The Ministry of Energy, Northern Development and Mines (MENDM) was the ministry responsible for developing a safe, reliable and affordable energy supply across the province, overseeing Ontario’s mineral sector and promoting northern economic and community development. The ministry's head office is located in Sudbury. The last Minister of Northern Development and Mines was Hon. Greg Rickford. The Ministry's programs also include the Northern Ontario Heritage Fund, and the creation and funding of local services boards to provide essential services in remote Northern Ontario communities which are not served by incorporated municipal governments.

In 2021, Premier Doug Ford separated the Ministry of Energy, Northern Development and Mines into the Ministry of Energy and the Ministry of Northern Development, Mines, Natural Resources and Forestry, by merging the  ministry (excluding Energy, which was made into its own portfolio) with the Ministry of Natural Resources and Forestry.

History
 1842 - Geological Survey of Canada formed by the Province of Canada
 1846 - Commissioner of Crown Lands (Province of Canada) assumed control for mines and mining.
 1867 - Responsibility for mines and mining transferred to the Ontario Commissioner of Crown Lands. The Montreal-based Geological Survey of Canada became part of the new federal government and moved to Ottawa in 1881.
 1890 - Royal Commission on Ontario's Mineral Resources (Chairman, John M. Charlton)
 1891 - Ontario Bureau of Mines established with Alexander Blue as its first director.
 1905 – The first cabinet minister from Northern Ontario, Sudbury's Frank Cochrane, is appointed. Cochrane serves as minister of the new Department of Lands, Forests and Mines until 1911.
 1912 – The Department creates a Northern Development Branch to further support growth in the North. In 1926, this branch becomes the Department of Northern Development.
 1930s – The Department of Northern Development merges with the Department of Highways. Its purpose: to build and maintain roads and bridges in Northern Ontario.
 1970 – The government creates a new Department of Mines and Northern Affairs in response to northerners' concerns about the lack of access to provincial government information. Twenty-four Northern Affairs offices in the region bring the Ontario government to northerners. This department changes name and responsibilities throughout the 1970s and early 1980s due to government restructuring.
____________
_What the task asks:_
Output the Ontario ministry text verbatim from "1912 – The Department" to "to government restructuring.".
____________
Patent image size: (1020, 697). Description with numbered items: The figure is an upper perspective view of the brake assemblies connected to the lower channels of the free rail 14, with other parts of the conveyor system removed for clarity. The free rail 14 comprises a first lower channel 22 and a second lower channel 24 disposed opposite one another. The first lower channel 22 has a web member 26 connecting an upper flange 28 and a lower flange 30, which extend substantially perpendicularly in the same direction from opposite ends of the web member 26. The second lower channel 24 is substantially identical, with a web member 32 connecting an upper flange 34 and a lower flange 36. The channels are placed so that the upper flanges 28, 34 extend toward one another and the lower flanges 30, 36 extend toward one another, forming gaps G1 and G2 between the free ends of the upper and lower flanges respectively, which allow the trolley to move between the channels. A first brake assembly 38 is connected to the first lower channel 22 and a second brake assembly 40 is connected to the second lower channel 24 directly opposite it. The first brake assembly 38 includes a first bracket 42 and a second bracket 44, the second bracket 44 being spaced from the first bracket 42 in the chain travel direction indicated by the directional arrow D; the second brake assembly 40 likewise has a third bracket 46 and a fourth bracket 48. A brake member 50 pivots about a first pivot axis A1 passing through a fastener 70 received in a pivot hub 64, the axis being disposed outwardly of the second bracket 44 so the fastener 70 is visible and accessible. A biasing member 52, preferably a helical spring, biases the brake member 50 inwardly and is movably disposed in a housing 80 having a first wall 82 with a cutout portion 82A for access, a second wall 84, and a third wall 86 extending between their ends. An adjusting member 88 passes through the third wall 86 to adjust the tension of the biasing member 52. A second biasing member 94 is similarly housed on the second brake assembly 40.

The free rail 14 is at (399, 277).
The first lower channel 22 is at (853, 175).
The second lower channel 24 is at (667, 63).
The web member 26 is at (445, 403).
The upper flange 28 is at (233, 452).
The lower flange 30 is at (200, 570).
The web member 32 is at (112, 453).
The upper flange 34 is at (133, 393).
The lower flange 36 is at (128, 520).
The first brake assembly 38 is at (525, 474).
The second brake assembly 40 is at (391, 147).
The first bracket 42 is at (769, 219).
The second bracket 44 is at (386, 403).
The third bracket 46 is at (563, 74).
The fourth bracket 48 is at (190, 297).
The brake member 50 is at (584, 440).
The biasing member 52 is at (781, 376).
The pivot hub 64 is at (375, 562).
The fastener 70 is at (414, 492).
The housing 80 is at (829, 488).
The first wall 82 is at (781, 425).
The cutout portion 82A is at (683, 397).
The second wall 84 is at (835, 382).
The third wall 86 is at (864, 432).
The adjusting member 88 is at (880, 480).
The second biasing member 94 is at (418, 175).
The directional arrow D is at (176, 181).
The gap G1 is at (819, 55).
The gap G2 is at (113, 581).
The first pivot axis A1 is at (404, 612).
____________
_Result of the task:_
1912 – The Department creates a Northern Development Branch to further support growth in the North. In 1926, this branch becomes the Department of Northern Development.
 1930s – The Department of Northern Development merges with the Department of Highways. Its purpose: to build and maintain roads and bridges in Northern Ontario.
 1970 – The government creates a new Department of Mines and Northern Affairs in response to northerners' concerns about the lack of access to provincial government information. Twenty-four Northern Affairs offices in the region bring the Ontario government to northerners. This department changes name and responsibilities throughout the 1970s and early 1980s due to government restructuring.